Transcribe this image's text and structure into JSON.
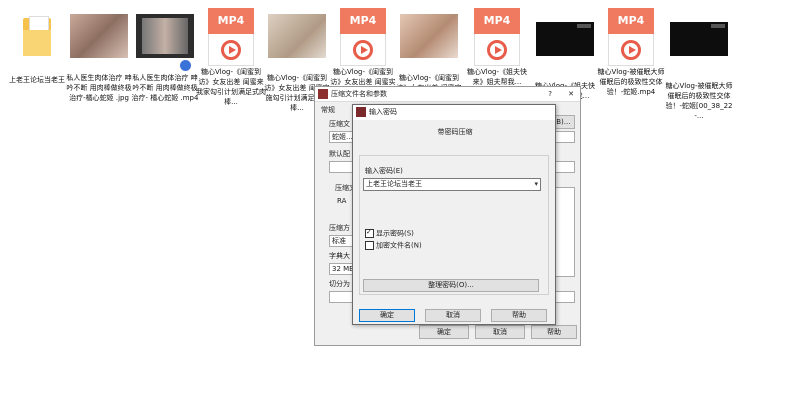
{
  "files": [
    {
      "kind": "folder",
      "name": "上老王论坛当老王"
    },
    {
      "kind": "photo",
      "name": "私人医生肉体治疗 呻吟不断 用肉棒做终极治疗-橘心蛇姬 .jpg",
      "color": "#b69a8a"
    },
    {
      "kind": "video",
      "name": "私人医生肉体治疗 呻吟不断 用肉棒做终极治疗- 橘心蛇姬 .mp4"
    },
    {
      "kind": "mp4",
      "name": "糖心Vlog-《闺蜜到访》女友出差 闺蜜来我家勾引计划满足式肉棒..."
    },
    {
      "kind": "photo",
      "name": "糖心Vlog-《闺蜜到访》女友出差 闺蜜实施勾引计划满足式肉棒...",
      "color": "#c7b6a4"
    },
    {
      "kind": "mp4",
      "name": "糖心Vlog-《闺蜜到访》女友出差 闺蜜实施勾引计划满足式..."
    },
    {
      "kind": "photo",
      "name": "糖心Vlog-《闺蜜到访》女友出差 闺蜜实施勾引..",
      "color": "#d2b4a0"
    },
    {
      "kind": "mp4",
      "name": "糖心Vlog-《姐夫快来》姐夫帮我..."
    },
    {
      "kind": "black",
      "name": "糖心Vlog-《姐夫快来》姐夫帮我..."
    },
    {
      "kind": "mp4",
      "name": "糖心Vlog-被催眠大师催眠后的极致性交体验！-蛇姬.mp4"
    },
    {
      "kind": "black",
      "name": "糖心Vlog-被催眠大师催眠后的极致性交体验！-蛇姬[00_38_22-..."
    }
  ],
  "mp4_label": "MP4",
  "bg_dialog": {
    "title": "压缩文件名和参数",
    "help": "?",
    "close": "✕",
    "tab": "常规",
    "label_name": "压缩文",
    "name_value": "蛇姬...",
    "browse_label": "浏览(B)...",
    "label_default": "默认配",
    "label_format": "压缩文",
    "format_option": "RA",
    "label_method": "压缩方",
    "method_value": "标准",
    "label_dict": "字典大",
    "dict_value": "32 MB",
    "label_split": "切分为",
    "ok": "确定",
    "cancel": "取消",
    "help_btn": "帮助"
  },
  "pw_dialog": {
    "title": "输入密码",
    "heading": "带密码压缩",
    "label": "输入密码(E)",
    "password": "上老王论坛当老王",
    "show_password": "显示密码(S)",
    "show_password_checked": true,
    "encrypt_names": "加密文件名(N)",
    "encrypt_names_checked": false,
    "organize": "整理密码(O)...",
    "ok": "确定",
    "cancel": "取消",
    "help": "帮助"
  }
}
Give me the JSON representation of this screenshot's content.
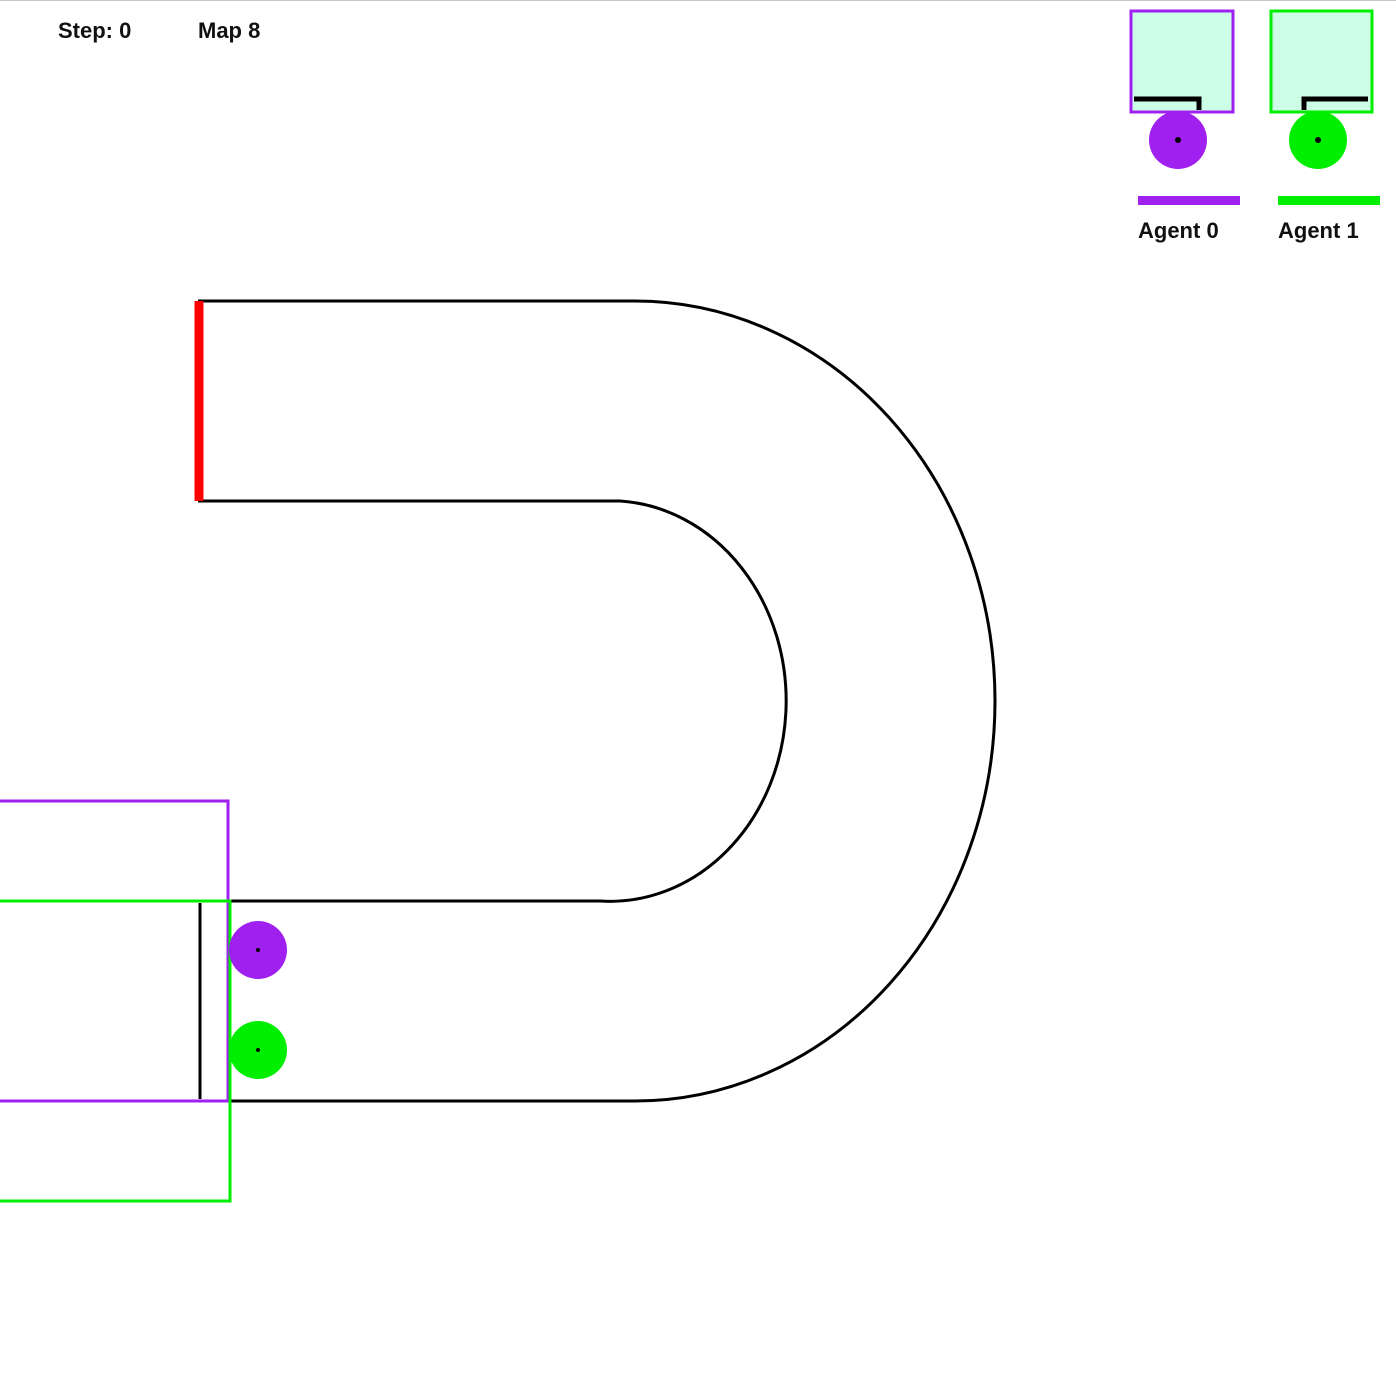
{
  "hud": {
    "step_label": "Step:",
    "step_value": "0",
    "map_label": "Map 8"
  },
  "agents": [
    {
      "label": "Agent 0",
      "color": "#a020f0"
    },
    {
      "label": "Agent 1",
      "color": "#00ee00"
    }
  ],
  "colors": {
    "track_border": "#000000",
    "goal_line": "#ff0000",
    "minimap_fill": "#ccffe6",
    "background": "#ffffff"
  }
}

[Task objective] Each entry above is to be written out again unchanged, apart from the pictures, which are left out.

[Expected answer]
Transcribe this image's text and structure into JSON.
{
  "files": [
    {
      "kind": "folder",
      "name": "上老王论坛当老王"
    },
    {
      "kind": "photo",
      "name": "私人医生肉体治疗 呻吟不断 用肉棒做终极治疗-橘心蛇姬 .jpg",
      "color": "#b69a8a"
    },
    {
      "kind": "video",
      "name": "私人医生肉体治疗 呻吟不断 用肉棒做终极治疗- 橘心蛇姬 .mp4"
    },
    {
      "kind": "mp4",
      "name": "糖心Vlog-《闺蜜到访》女友出差 闺蜜来我家勾引计划满足式肉棒..."
    },
    {
      "kind": "photo",
      "name": "糖心Vlog-《闺蜜到访》女友出差 闺蜜实施勾引计划满足式肉棒...",
      "color": "#c7b6a4"
    },
    {
      "kind": "mp4",
      "name": "糖心Vlog-《闺蜜到访》女友出差 闺蜜实施勾引计划满足式..."
    },
    {
      "kind": "photo",
      "name": "糖心Vlog-《闺蜜到访》女友出差 闺蜜实施勾引..",
      "color": "#d2b4a0"
    },
    {
      "kind": "mp4",
      "name": "糖心Vlog-《姐夫快来》姐夫帮我..."
    },
    {
      "kind": "black",
      "name": "糖心Vlog-《姐夫快来》姐夫帮我..."
    },
    {
      "kind": "mp4",
      "name": "糖心Vlog-被催眠大师催眠后的极致性交体验！-蛇姬.mp4"
    },
    {
      "kind": "black",
      "name": "糖心Vlog-被催眠大师催眠后的极致性交体验！-蛇姬[00_38_22-..."
    }
  ],
  "mp4_label": "MP4",
  "bg_dialog": {
    "title": "压缩文件名和参数",
    "help": "?",
    "close": "✕",
    "tab": "常规",
    "label_name": "压缩文",
    "name_value": "蛇姬...",
    "browse_label": "浏览(B)...",
    "label_default": "默认配",
    "label_format": "压缩文",
    "format_option": "RA",
    "label_method": "压缩方",
    "method_value": "标准",
    "label_dict": "字典大",
    "dict_value": "32 MB",
    "label_split": "切分为",
    "ok": "确定",
    "cancel": "取消",
    "help_btn": "帮助"
  },
  "pw_dialog": {
    "title": "输入密码",
    "heading": "带密码压缩",
    "label": "输入密码(E)",
    "password": "上老王论坛当老王",
    "show_password": "显示密码(S)",
    "show_password_checked": true,
    "encrypt_names": "加密文件名(N)",
    "encrypt_names_checked": false,
    "organize": "整理密码(O)...",
    "ok": "确定",
    "cancel": "取消",
    "help": "帮助"
  }
}
Give me the JSON representation of this screenshot's content.
{
  "hud": {
    "step_label": "Step:",
    "step_value": "0",
    "map_label": "Map 8"
  },
  "agents": [
    {
      "label": "Agent 0",
      "color": "#a020f0"
    },
    {
      "label": "Agent 1",
      "color": "#00ee00"
    }
  ],
  "colors": {
    "track_border": "#000000",
    "goal_line": "#ff0000",
    "minimap_fill": "#ccffe6",
    "background": "#ffffff"
  }
}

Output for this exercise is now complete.